▶ **EXERCISE**: Go through the records below line by line. Count the lines with "산시룽스" and give the count alone.

★ ★ ★

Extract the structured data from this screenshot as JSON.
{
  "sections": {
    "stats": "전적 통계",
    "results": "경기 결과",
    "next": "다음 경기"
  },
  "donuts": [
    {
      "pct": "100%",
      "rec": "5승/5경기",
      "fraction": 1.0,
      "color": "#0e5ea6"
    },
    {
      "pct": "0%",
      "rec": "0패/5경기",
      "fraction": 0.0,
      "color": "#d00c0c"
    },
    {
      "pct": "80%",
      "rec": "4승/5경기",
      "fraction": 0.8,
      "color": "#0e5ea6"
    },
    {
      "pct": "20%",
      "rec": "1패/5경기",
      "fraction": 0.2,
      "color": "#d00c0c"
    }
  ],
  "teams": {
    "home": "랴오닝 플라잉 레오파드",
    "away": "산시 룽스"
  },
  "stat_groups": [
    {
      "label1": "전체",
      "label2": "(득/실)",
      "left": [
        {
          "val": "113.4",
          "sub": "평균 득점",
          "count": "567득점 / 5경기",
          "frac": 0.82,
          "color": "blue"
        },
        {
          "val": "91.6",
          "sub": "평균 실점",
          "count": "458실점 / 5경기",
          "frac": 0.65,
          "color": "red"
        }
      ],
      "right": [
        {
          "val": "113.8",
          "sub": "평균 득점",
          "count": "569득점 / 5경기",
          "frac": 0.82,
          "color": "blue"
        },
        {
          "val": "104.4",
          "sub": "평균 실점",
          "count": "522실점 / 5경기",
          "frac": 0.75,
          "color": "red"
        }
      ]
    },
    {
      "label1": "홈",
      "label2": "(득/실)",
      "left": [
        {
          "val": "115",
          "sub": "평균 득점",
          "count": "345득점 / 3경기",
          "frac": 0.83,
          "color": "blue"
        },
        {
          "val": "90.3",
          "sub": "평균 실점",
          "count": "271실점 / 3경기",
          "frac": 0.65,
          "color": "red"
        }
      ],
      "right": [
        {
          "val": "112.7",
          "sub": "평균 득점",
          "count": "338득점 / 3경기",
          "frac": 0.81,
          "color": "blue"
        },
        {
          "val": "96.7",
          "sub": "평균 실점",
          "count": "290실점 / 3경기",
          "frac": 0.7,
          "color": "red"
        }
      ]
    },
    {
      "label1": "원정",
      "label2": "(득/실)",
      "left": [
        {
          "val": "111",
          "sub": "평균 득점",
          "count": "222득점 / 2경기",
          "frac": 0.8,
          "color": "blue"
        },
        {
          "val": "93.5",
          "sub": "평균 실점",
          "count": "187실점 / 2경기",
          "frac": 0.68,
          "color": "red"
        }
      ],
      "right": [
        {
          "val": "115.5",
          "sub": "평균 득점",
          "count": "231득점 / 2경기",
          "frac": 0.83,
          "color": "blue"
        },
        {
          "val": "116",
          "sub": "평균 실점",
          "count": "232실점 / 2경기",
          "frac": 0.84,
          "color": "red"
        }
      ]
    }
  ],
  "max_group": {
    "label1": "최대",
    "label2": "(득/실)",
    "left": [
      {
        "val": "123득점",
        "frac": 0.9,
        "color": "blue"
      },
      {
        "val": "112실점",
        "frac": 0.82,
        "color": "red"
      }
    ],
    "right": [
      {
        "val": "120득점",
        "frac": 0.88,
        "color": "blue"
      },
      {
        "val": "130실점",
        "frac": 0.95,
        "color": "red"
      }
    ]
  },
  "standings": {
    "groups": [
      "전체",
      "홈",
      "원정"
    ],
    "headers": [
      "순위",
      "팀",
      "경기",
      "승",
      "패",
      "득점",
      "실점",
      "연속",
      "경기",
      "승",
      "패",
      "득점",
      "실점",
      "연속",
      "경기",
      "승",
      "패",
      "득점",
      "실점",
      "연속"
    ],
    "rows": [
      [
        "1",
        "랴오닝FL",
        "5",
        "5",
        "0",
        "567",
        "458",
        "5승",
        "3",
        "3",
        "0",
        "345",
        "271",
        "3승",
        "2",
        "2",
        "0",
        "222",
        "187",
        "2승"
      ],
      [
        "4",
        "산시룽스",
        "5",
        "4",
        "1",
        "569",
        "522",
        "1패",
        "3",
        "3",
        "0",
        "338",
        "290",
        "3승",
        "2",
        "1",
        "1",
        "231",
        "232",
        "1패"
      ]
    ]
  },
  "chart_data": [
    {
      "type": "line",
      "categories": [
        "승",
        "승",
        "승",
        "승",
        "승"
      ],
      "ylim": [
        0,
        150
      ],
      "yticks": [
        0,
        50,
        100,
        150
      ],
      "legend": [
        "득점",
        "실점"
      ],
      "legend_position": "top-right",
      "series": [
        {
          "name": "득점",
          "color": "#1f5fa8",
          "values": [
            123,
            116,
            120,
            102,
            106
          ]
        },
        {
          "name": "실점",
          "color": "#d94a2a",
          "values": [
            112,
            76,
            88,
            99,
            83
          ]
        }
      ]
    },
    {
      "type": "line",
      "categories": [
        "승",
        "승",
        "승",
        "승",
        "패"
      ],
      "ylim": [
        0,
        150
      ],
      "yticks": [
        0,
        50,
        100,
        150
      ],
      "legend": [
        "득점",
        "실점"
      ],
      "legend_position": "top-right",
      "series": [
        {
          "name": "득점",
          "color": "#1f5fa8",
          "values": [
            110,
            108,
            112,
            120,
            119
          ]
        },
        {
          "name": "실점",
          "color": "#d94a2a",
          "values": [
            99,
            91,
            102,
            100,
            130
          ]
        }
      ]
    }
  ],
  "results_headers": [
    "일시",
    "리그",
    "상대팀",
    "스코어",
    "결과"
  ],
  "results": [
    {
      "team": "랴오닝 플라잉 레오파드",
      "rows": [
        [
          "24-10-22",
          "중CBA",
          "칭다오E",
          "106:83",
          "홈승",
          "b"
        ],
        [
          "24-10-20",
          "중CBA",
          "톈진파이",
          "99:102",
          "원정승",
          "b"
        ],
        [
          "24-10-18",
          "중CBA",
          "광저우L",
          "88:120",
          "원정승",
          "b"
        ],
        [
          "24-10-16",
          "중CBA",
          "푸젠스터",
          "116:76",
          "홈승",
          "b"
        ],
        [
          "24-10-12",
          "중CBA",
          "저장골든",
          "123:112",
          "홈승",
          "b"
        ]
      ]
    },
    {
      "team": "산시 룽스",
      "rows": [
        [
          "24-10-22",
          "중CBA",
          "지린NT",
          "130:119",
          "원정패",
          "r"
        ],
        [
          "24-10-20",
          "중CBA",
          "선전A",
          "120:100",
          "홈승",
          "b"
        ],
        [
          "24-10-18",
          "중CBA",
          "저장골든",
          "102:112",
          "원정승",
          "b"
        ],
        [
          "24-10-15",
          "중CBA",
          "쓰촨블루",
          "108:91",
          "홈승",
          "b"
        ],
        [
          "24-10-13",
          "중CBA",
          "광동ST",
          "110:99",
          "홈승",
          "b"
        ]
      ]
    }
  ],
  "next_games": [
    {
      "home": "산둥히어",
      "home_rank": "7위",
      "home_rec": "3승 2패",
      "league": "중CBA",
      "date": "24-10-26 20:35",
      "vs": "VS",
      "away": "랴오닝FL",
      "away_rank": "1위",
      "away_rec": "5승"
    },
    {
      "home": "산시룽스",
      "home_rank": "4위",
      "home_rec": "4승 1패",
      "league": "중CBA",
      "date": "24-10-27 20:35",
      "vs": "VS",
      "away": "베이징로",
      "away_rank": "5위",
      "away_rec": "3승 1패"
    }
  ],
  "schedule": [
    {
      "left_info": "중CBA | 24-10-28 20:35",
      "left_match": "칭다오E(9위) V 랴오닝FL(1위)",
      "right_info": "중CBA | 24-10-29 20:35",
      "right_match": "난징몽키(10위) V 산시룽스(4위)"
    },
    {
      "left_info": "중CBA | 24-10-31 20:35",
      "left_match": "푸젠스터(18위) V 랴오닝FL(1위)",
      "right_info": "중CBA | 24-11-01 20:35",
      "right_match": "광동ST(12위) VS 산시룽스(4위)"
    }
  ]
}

★ ★ ★

▶ **THE ANSWER**: 4